## WRITTEN REQUEST:
Out of the lines below, please list those that hold the string "counterpart".

## DATA SHOWN:
....................

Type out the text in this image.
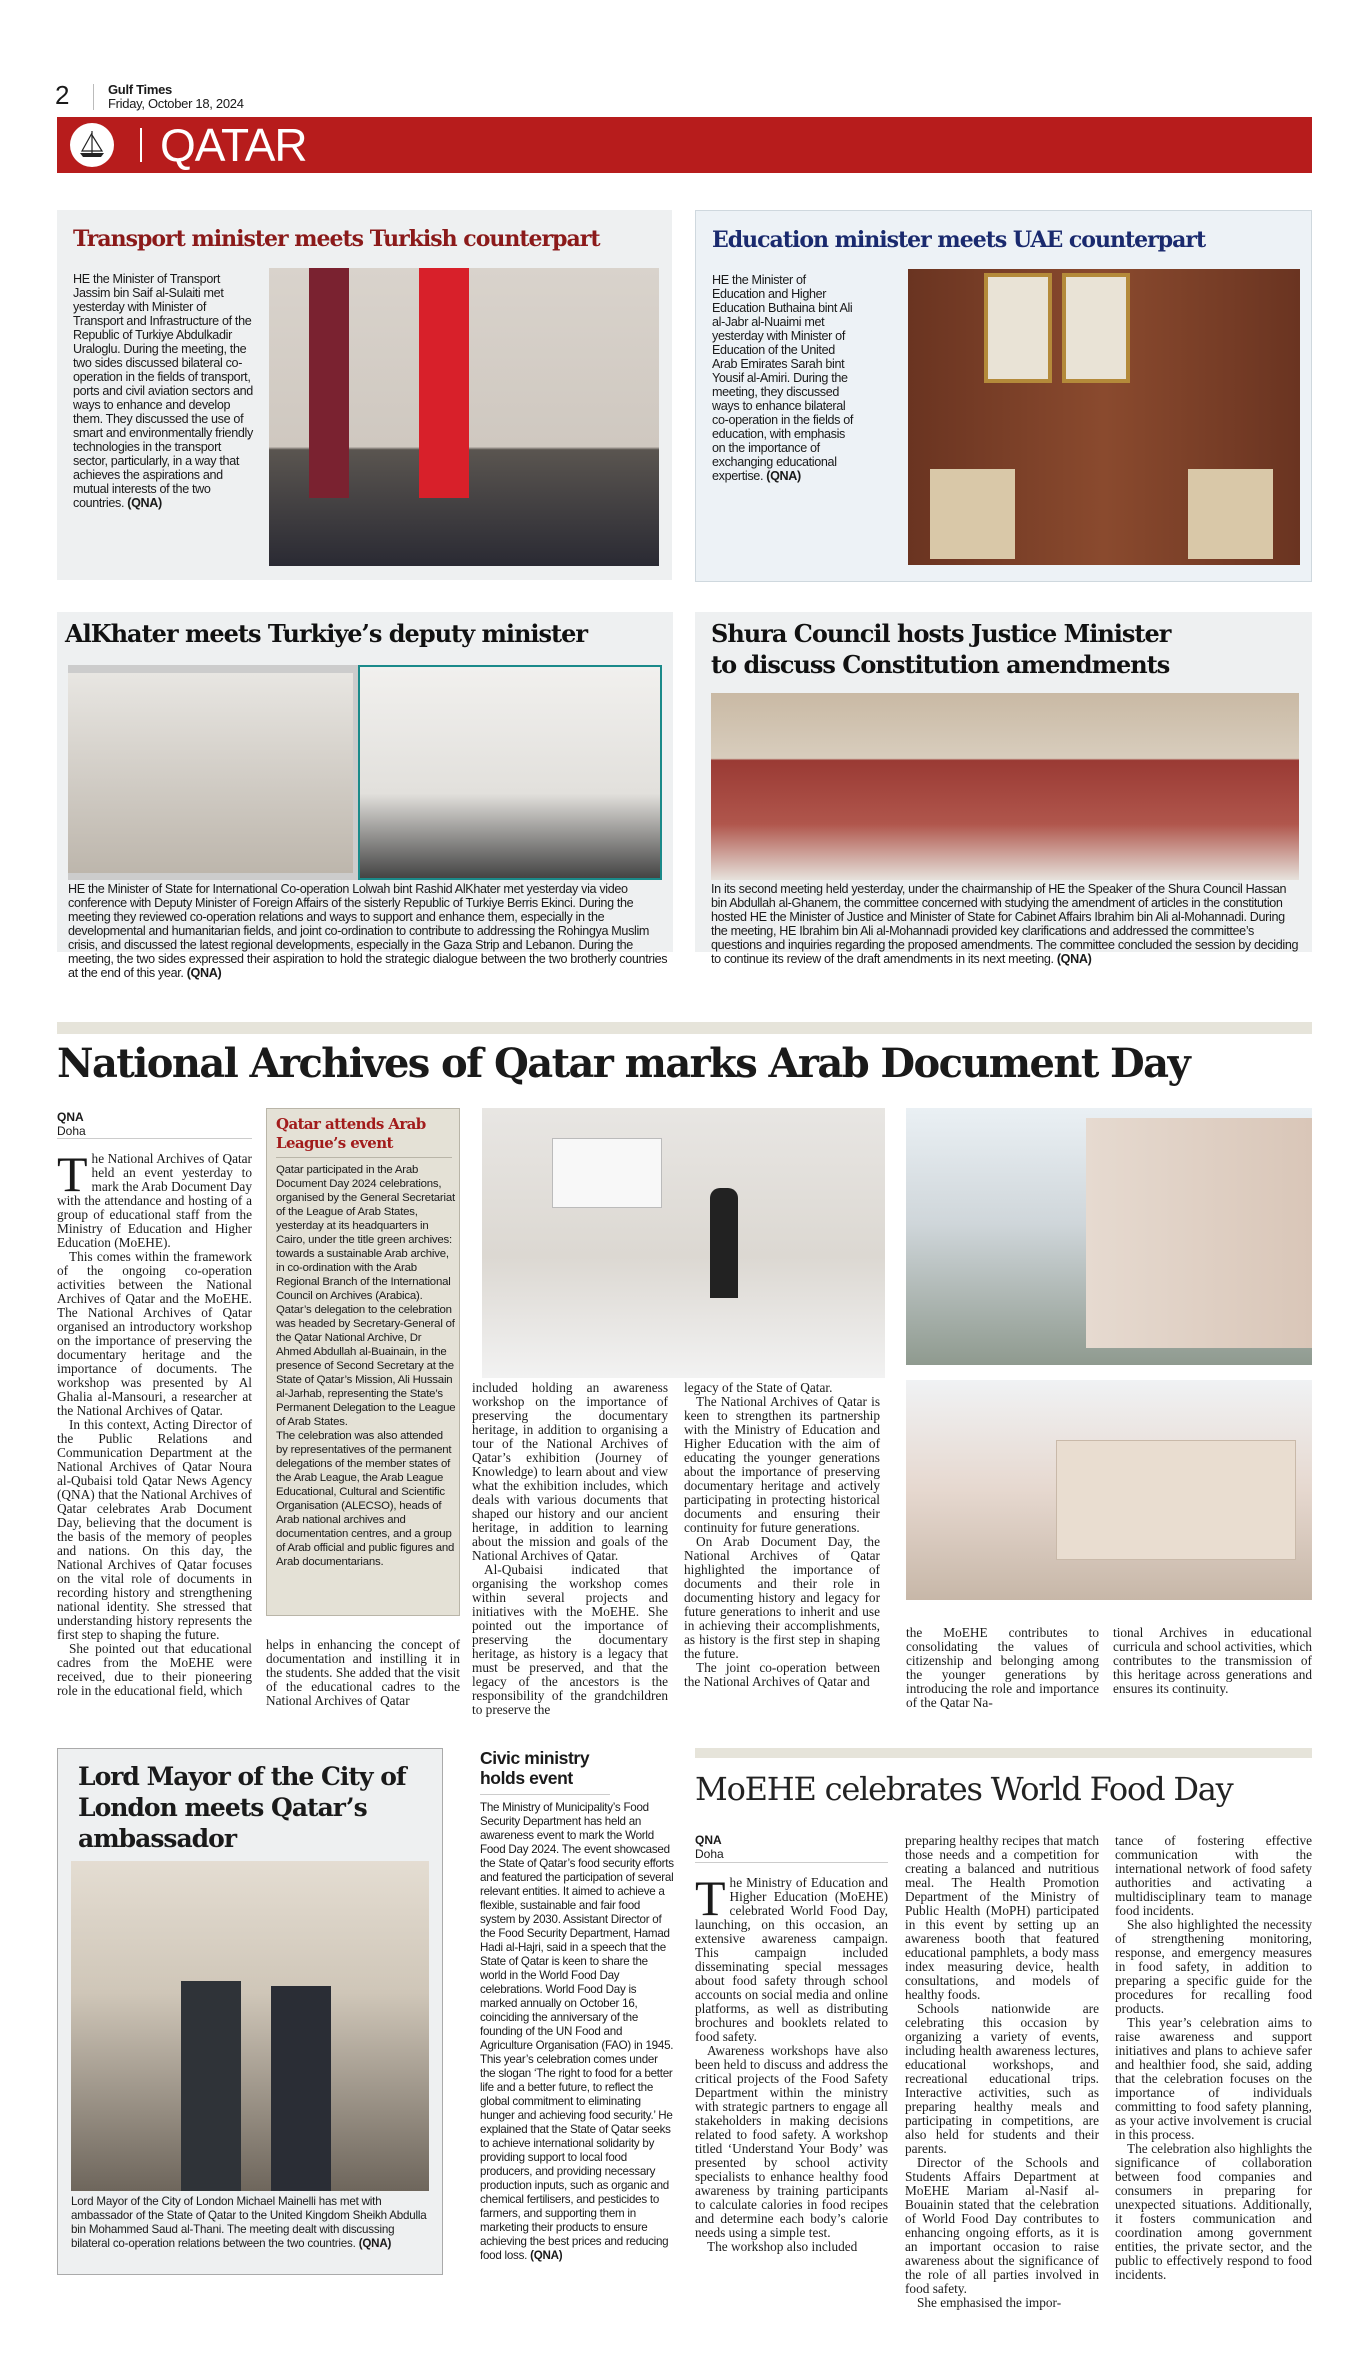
2	Gulf Times
Friday, October 18, 2024
QATAR
Transport minister meets Turkish counterpart
HE the Minister of Transport Jassim bin Saif al-Sulaiti met yesterday with Minister of Transport and Infrastructure of the Republic of Turkiye Abdulkadir Uraloglu. During the meeting, the two sides discussed bilateral co-operation in the fields of transport, ports and civil aviation sectors and ways to enhance and develop them. They discussed the use of smart and environmentally friendly technologies in the transport sector, particularly, in a way that achieves the aspirations and mutual interests of the two countries. (QNA)
Education minister meets UAE counterpart
HE the Minister of Education and Higher Education Buthaina bint Ali al-Jabr al-Nuaimi met yesterday with Minister of Education of the United Arab Emirates Sarah bint Yousif al-Amiri. During the meeting, they discussed ways to enhance bilateral co-operation in the fields of education, with emphasis on the importance of exchanging educational expertise. (QNA)
AlKhater meets Turkiye’s deputy minister
HE the Minister of State for International Co-operation Lolwah bint Rashid AlKhater met yesterday via video conference with Deputy Minister of Foreign Affairs of the sisterly Republic of Turkiye Berris Ekinci. During the meeting they reviewed co-operation relations and ways to support and enhance them, especially in the developmental and humanitarian fields, and joint co-ordination to contribute to addressing the Rohingya Muslim crisis, and discussed the latest regional developments, especially in the Gaza Strip and Lebanon. During the meeting, the two sides expressed their aspiration to hold the strategic dialogue between the two brotherly countries at the end of this year. (QNA)
Shura Council hosts Justice Minister
to discuss Constitution amendments
In its second meeting held yesterday, under the chairmanship of HE the Speaker of the Shura Council Hassan bin Abdullah al-Ghanem, the committee concerned with studying the amendment of articles in the constitution hosted HE the Minister of Justice and Minister of State for Cabinet Affairs Ibrahim bin Ali al-Mohannadi. During the meeting, HE Ibrahim bin Ali al-Mohannadi provided key clarifications and addressed the committee’s questions and inquiries regarding the proposed amendments. The committee concluded the session by deciding to continue its review of the draft amendments in its next meeting. (QNA)
National Archives of Qatar marks Arab Document Day
QNA
Doha
T he National Archives of Qatar held an event yesterday to mark the Arab Document Day with the attendance and hosting of a group of educational staff from the Ministry of Education and Higher Education (MoEHE).

This comes within the framework of the ongoing co-operation activities between the National Archives of Qatar and the MoEHE. The National Archives of Qatar organised an introductory workshop on the importance of preserving the documentary heritage and the importance of documents. The workshop was presented by Al Ghalia al-Mansouri, a researcher at the National Archives of Qatar.

In this context, Acting Director of the Public Relations and Communication Department at the National Archives of Qatar Noura al-Qubaisi told Qatar News Agency (QNA) that the National Archives of Qatar celebrates Arab Document Day, believing that the document is the basis of the memory of peoples and nations. On this day, the National Archives of Qatar focuses on the vital role of documents in recording history and strengthening national identity. She stressed that understanding history represents the first step to shaping the future.

She pointed out that educational cadres from the MoEHE were received, due to their pioneering role in the educational field, which

Qatar attends Arab League’s event

Qatar participated in the Arab Document Day 2024 celebrations, organised by the General Secretariat of the League of Arab States, yesterday at its headquarters in Cairo, under the title green archives: towards a sustainable Arab archive, in co-ordination with the Arab Regional Branch of the International Council on Archives (Arabica).

Qatar’s delegation to the celebration was headed by Secretary-General of the Qatar National Archive, Dr Ahmed Abdullah al-Buainain, in the presence of Second Secretary at the State of Qatar’s Mission, Ali Hussain al-Jarhab, representing the State’s Permanent Delegation to the League of Arab States.

The celebration was also attended by representatives of the permanent delegations of the member states of the Arab League, the Arab League Educational, Cultural and Scientific Organisation (ALECSO), heads of Arab national archives and documentation centres, and a group of Arab official and public figures and Arab documentarians.

helps in enhancing the concept of documentation and instilling it in the students. She added that the visit of the educational cadres to the National Archives of Qatar

included holding an awareness workshop on the importance of preserving the documentary heritage, in addition to organising a tour of the National Archives of Qatar’s exhibition (Journey of Knowledge) to learn about and view what the exhibition includes, which deals with various documents that shaped our history and our ancient heritage, in addition to learning about the mission and goals of the National Archives of Qatar.

Al-Qubaisi indicated that organising the workshop comes within several projects and initiatives with the MoEHE. She pointed out the importance of preserving the documentary heritage, as history is a legacy that must be preserved, and that the legacy of the ancestors is the responsibility of the grandchildren to preserve the

legacy of the State of Qatar.

The National Archives of Qatar is keen to strengthen its partnership with the Ministry of Education and Higher Education with the aim of educating the younger generations about the importance of preserving documentary heritage and actively participating in protecting historical documents and ensuring their continuity for future generations.

On Arab Document Day, the National Archives of Qatar highlighted the importance of documents and their role in documenting history and legacy for future generations to inherit and use in achieving their accomplishments, as history is the first step in shaping the future.

The joint co-operation between the National Archives of Qatar and

the MoEHE contributes to consolidating the values of citizenship and belonging among the younger generations by introducing the role and importance of the Qatar Na-

tional Archives in educational curricula and school activities, which contributes to the transmission of this heritage across generations and ensures its continuity.

Lord Mayor of the City of London meets Qatar’s ambassador
Lord Mayor of the City of London Michael Mainelli has met with ambassador of the State of Qatar to the United Kingdom Sheikh Abdulla bin Mohammed Saud al-Thani. The meeting dealt with discussing bilateral co-operation relations between the two countries. (QNA)
Civic ministry holds event
The Ministry of Municipality’s Food Security Department has held an awareness event to mark the World Food Day 2024. The event showcased the State of Qatar’s food security efforts and featured the participation of several relevant entities. It aimed to achieve a flexible, sustainable and fair food system by 2030. Assistant Director of the Food Security Department, Hamad Hadi al-Hajri, said in a speech that the State of Qatar is keen to share the world in the World Food Day celebrations. World Food Day is marked annually on October 16, coinciding the anniversary of the founding of the UN Food and Agriculture Organisation (FAO) in 1945. This year’s celebration comes under the slogan ‘The right to food for a better life and a better future, to reflect the global commitment to eliminating hunger and achieving food security.’ He explained that the State of Qatar seeks to achieve international solidarity by providing support to local food producers, and providing necessary production inputs, such as organic and chemical fertilisers, and pesticides to farmers, and supporting them in marketing their products to ensure achieving the best prices and reducing food loss. (QNA)
MoEHE celebrates World Food Day
QNA
Doha
T he Ministry of Education and Higher Education (MoEHE) celebrated World Food Day, launching, on this occasion, an extensive awareness campaign. This campaign included disseminating special messages about food safety through school accounts on social media and online platforms, as well as distributing brochures and booklets related to food safety.

Awareness workshops have also been held to discuss and address the critical projects of the Food Safety Department within the ministry with strategic partners to engage all stakeholders in making decisions related to food safety. A workshop titled ‘Understand Your Body’ was presented by school activity specialists to enhance healthy food awareness by training participants to calculate calories in food recipes and determine each body’s calorie needs using a simple test.

The workshop also included

preparing healthy recipes that match those needs and a competition for creating a balanced and nutritious meal. The Health Promotion Department of the Ministry of Public Health (MoPH) participated in this event by setting up an awareness booth that featured educational pamphlets, a body mass index measuring device, health consultations, and models of healthy foods.

Schools nationwide are celebrating this occasion by organizing a variety of events, including health awareness lectures, educational workshops, and recreational educational trips. Interactive activities, such as preparing healthy meals and participating in competitions, are also held for students and their parents.

Director of the Schools and Students Affairs Department at MoEHE Mariam al-Nasif al-Bouainin stated that the celebration of World Food Day contributes to enhancing ongoing efforts, as it is an important occasion to raise awareness about the significance of the role of all parties involved in food safety.

She emphasised the impor-

tance of fostering effective communication with the international network of food safety authorities and activating a multidisciplinary team to manage food incidents.

She also highlighted the necessity of strengthening monitoring, response, and emergency measures in food safety, in addition to preparing a specific guide for the procedures for recalling food products.

This year’s celebration aims to raise awareness and support initiatives and plans to achieve safer and healthier food, she said, adding that the celebration focuses on the importance of individuals committing to food safety planning, as your active involvement is crucial in this process.

The celebration also highlights the significance of collaboration between food companies and consumers in preparing for unexpected situations. Additionally, it fosters communication and coordination among government entities, the private sector, and the public to effectively respond to food incidents.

....................

## COMPLETE OUTPUT:
Transport minister meets Turkish counterpart
Education minister meets UAE counterpart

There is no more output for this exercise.